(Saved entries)
______
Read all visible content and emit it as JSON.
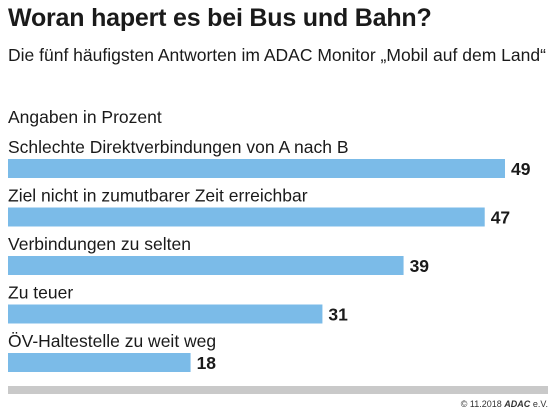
{
  "chart_data": {
    "type": "bar",
    "orientation": "horizontal",
    "title": "Woran hapert es bei Bus und Bahn?",
    "subtitle": "Die fünf häufigsten Antworten im ADAC Monitor „Mobil auf dem Land“",
    "unit_label": "Angaben in Prozent",
    "categories": [
      "Schlechte Direktverbindungen von A nach B",
      "Ziel nicht in zumutbarer Zeit erreichbar",
      "Verbindungen zu selten",
      "Zu teuer",
      "ÖV-Haltestelle zu weit weg"
    ],
    "values": [
      49,
      47,
      39,
      31,
      18
    ],
    "bar_color": "#7bbbe8",
    "baseline_color": "#c9c9c9",
    "grid": false
  },
  "footer": {
    "date": "© 11.2018",
    "brand": "ADAC",
    "brand_suffix": "e.V."
  }
}
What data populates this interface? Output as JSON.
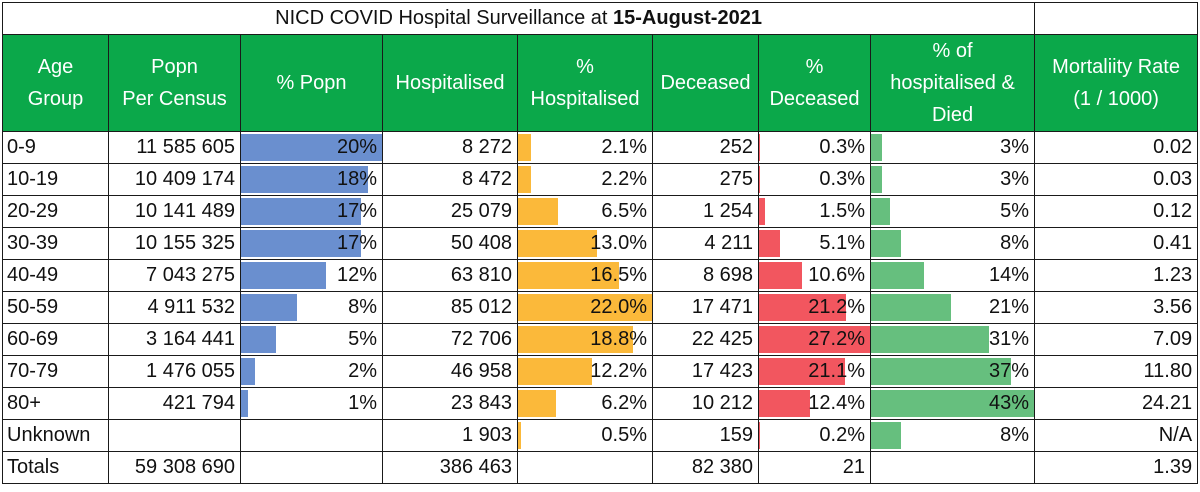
{
  "title_prefix": "NICD COVID Hospital Surveillance at ",
  "title_date": "15-August-2021",
  "headers": {
    "age_group": [
      "Age",
      "Group"
    ],
    "popn": [
      "Popn",
      "Per Census"
    ],
    "pct_popn": [
      "% Popn"
    ],
    "hospitalised": [
      "Hospitalised"
    ],
    "pct_hosp": [
      "%",
      "Hospitalised"
    ],
    "deceased": [
      "Deceased"
    ],
    "pct_deceased": [
      "%",
      "Deceased"
    ],
    "pct_hosp_died": [
      "% of",
      "hospitalised &",
      "Died"
    ],
    "mortality": [
      "Mortaliity Rate",
      "(1 / 1000)"
    ]
  },
  "bar_colors": {
    "pct_popn": "#6a8fcf",
    "pct_hosp": "#fbb93a",
    "pct_deceased": "#f2565f",
    "pct_hosp_died": "#66bf7e"
  },
  "rows": [
    {
      "age": "0-9",
      "popn": "11 585 605",
      "pct_popn": "20%",
      "hosp": "8 272",
      "pct_hosp": "2.1%",
      "deceased": "252",
      "pct_deceased": "0.3%",
      "pct_hosp_died": "3%",
      "mortality": "0.02"
    },
    {
      "age": "10-19",
      "popn": "10 409 174",
      "pct_popn": "18%",
      "hosp": "8 472",
      "pct_hosp": "2.2%",
      "deceased": "275",
      "pct_deceased": "0.3%",
      "pct_hosp_died": "3%",
      "mortality": "0.03"
    },
    {
      "age": "20-29",
      "popn": "10 141 489",
      "pct_popn": "17%",
      "hosp": "25 079",
      "pct_hosp": "6.5%",
      "deceased": "1 254",
      "pct_deceased": "1.5%",
      "pct_hosp_died": "5%",
      "mortality": "0.12"
    },
    {
      "age": "30-39",
      "popn": "10 155 325",
      "pct_popn": "17%",
      "hosp": "50 408",
      "pct_hosp": "13.0%",
      "deceased": "4 211",
      "pct_deceased": "5.1%",
      "pct_hosp_died": "8%",
      "mortality": "0.41"
    },
    {
      "age": "40-49",
      "popn": "7 043 275",
      "pct_popn": "12%",
      "hosp": "63 810",
      "pct_hosp": "16.5%",
      "deceased": "8 698",
      "pct_deceased": "10.6%",
      "pct_hosp_died": "14%",
      "mortality": "1.23"
    },
    {
      "age": "50-59",
      "popn": "4 911 532",
      "pct_popn": "8%",
      "hosp": "85 012",
      "pct_hosp": "22.0%",
      "deceased": "17 471",
      "pct_deceased": "21.2%",
      "pct_hosp_died": "21%",
      "mortality": "3.56"
    },
    {
      "age": "60-69",
      "popn": "3 164 441",
      "pct_popn": "5%",
      "hosp": "72 706",
      "pct_hosp": "18.8%",
      "deceased": "22 425",
      "pct_deceased": "27.2%",
      "pct_hosp_died": "31%",
      "mortality": "7.09"
    },
    {
      "age": "70-79",
      "popn": "1 476 055",
      "pct_popn": "2%",
      "hosp": "46 958",
      "pct_hosp": "12.2%",
      "deceased": "17 423",
      "pct_deceased": "21.1%",
      "pct_hosp_died": "37%",
      "mortality": "11.80"
    },
    {
      "age": "80+",
      "popn": "421 794",
      "pct_popn": "1%",
      "hosp": "23 843",
      "pct_hosp": "6.2%",
      "deceased": "10 212",
      "pct_deceased": "12.4%",
      "pct_hosp_died": "43%",
      "mortality": "24.21"
    },
    {
      "age": "Unknown",
      "popn": "",
      "pct_popn": "",
      "hosp": "1 903",
      "pct_hosp": "0.5%",
      "deceased": "159",
      "pct_deceased": "0.2%",
      "pct_hosp_died": "8%",
      "mortality": "N/A"
    }
  ],
  "totals": {
    "label": "Totals",
    "popn": "59 308 690",
    "hosp": "386 463",
    "deceased": "82 380",
    "pct_deceased": "21",
    "mortality": "1.39"
  }
}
______
=== TASK STATEMENT ===
Across the material above, count every line holding "mortality" and write down only the number.

=== EXERCISE RESULT ===
12